**Given request**
Return each entry exactly, with none missing.

**Task inputs**
----------------

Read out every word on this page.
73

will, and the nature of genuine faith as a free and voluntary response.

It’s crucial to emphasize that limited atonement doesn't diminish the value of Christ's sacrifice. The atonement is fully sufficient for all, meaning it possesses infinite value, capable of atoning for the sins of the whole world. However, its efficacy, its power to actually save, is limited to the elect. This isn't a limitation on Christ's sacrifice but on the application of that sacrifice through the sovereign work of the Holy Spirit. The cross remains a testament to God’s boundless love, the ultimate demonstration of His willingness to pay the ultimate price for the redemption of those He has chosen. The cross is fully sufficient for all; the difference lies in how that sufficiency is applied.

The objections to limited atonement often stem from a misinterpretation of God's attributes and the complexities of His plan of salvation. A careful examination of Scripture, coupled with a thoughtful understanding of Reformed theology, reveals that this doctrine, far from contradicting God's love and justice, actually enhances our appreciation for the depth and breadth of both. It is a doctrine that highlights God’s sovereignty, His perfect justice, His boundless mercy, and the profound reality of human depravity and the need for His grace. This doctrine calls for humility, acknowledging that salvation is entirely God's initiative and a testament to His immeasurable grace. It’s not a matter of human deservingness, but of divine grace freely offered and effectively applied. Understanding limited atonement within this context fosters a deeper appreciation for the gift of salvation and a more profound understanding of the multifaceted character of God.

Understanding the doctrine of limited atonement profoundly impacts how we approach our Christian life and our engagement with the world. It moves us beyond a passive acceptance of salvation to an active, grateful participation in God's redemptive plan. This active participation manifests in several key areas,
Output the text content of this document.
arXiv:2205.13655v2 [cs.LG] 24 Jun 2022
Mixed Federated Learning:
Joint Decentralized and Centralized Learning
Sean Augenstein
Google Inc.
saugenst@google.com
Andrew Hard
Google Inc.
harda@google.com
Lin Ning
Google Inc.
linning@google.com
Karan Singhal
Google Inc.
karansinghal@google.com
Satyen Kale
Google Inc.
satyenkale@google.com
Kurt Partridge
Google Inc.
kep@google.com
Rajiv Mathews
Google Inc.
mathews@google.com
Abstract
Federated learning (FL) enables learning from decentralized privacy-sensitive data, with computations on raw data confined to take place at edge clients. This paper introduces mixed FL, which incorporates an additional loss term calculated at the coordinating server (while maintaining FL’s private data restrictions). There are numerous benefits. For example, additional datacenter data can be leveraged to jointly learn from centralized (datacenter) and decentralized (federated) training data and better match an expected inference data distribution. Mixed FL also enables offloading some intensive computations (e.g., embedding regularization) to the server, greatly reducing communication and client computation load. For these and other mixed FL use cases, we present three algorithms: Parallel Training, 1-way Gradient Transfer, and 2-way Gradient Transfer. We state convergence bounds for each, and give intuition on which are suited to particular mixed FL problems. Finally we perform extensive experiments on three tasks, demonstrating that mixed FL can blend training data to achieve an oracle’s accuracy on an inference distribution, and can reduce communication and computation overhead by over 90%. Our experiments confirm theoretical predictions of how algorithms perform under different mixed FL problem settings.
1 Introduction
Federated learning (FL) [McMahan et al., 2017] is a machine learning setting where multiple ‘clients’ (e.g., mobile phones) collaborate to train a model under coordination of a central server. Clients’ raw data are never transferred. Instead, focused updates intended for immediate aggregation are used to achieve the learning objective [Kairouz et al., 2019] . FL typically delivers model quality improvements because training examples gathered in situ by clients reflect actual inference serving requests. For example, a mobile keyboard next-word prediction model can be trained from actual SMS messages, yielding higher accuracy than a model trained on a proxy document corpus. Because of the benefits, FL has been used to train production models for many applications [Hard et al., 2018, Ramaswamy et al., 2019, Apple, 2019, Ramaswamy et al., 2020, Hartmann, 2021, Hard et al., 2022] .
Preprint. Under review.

----------------

**In response**
Read out every word on this page.
73

will, and the nature of genuine faith as a free and voluntary response.

It’s crucial to emphasize that limited atonement doesn't diminish the value of Christ's sacrifice. The atonement is fully sufficient for all, meaning it possesses infinite value, capable of atoning for the sins of the whole world. However, its efficacy, its power to actually save, is limited to the elect. This isn't a limitation on Christ's sacrifice but on the application of that sacrifice through the sovereign work of the Holy Spirit. The cross remains a testament to God’s boundless love, the ultimate demonstration of His willingness to pay the ultimate price for the redemption of those He has chosen. The cross is fully sufficient for all; the difference lies in how that sufficiency is applied.

The objections to limited atonement often stem from a misinterpretation of God's attributes and the complexities of His plan of salvation. A careful examination of Scripture, coupled with a thoughtful understanding of Reformed theology, reveals that this doctrine, far from contradicting God's love and justice, actually enhances our appreciation for the depth and breadth of both. It is a doctrine that highlights God’s sovereignty, His perfect justice, His boundless mercy, and the profound reality of human depravity and the need for His grace. This doctrine calls for humility, acknowledging that salvation is entirely God's initiative and a testament to His immeasurable grace. It’s not a matter of human deservingness, but of divine grace freely offered and effectively applied. Understanding limited atonement within this context fosters a deeper appreciation for the gift of salvation and a more profound understanding of the multifaceted character of God.

Understanding the doctrine of limited atonement profoundly impacts how we approach our Christian life and our engagement with the world. It moves us beyond a passive acceptance of salvation to an active, grateful participation in God's redemptive plan. This active participation manifests in several key areas,
Output the text content of this document.
arXiv:2205.13655v2 [cs.LG] 24 Jun 2022
Mixed Federated Learning:
Joint Decentralized and Centralized Learning
Sean Augenstein
Google Inc.
saugenst@google.com
Andrew Hard
Google Inc.
harda@google.com
Lin Ning
Google Inc.
linning@google.com
Karan Singhal
Google Inc.
karansinghal@google.com
Satyen Kale
Google Inc.
satyenkale@google.com
Kurt Partridge
Google Inc.
kep@google.com
Rajiv Mathews
Google Inc.
mathews@google.com
Abstract
Federated learning (FL) enables learning from decentralized privacy-sensitive data, with computations on raw data confined to take place at edge clients. This paper introduces mixed FL, which incorporates an additional loss term calculated at the coordinating server (while maintaining FL’s private data restrictions). There are numerous benefits. For example, additional datacenter data can be leveraged to jointly learn from centralized (datacenter) and decentralized (federated) training data and better match an expected inference data distribution. Mixed FL also enables offloading some intensive computations (e.g., embedding regularization) to the server, greatly reducing communication and client computation load. For these and other mixed FL use cases, we present three algorithms: Parallel Training, 1-way Gradient Transfer, and 2-way Gradient Transfer. We state convergence bounds for each, and give intuition on which are suited to particular mixed FL problems. Finally we perform extensive experiments on three tasks, demonstrating that mixed FL can blend training data to achieve an oracle’s accuracy on an inference distribution, and can reduce communication and computation overhead by over 90%. Our experiments confirm theoretical predictions of how algorithms perform under different mixed FL problem settings.
1 Introduction
Federated learning (FL) [McMahan et al., 2017] is a machine learning setting where multiple ‘clients’ (e.g., mobile phones) collaborate to train a model under coordination of a central server. Clients’ raw data are never transferred. Instead, focused updates intended for immediate aggregation are used to achieve the learning objective [Kairouz et al., 2019] . FL typically delivers model quality improvements because training examples gathered in situ by clients reflect actual inference serving requests. For example, a mobile keyboard next-word prediction model can be trained from actual SMS messages, yielding higher accuracy than a model trained on a proxy document corpus. Because of the benefits, FL has been used to train production models for many applications [Hard et al., 2018, Ramaswamy et al., 2019, Apple, 2019, Ramaswamy et al., 2020, Hartmann, 2021, Hard et al., 2022] .
Preprint. Under review.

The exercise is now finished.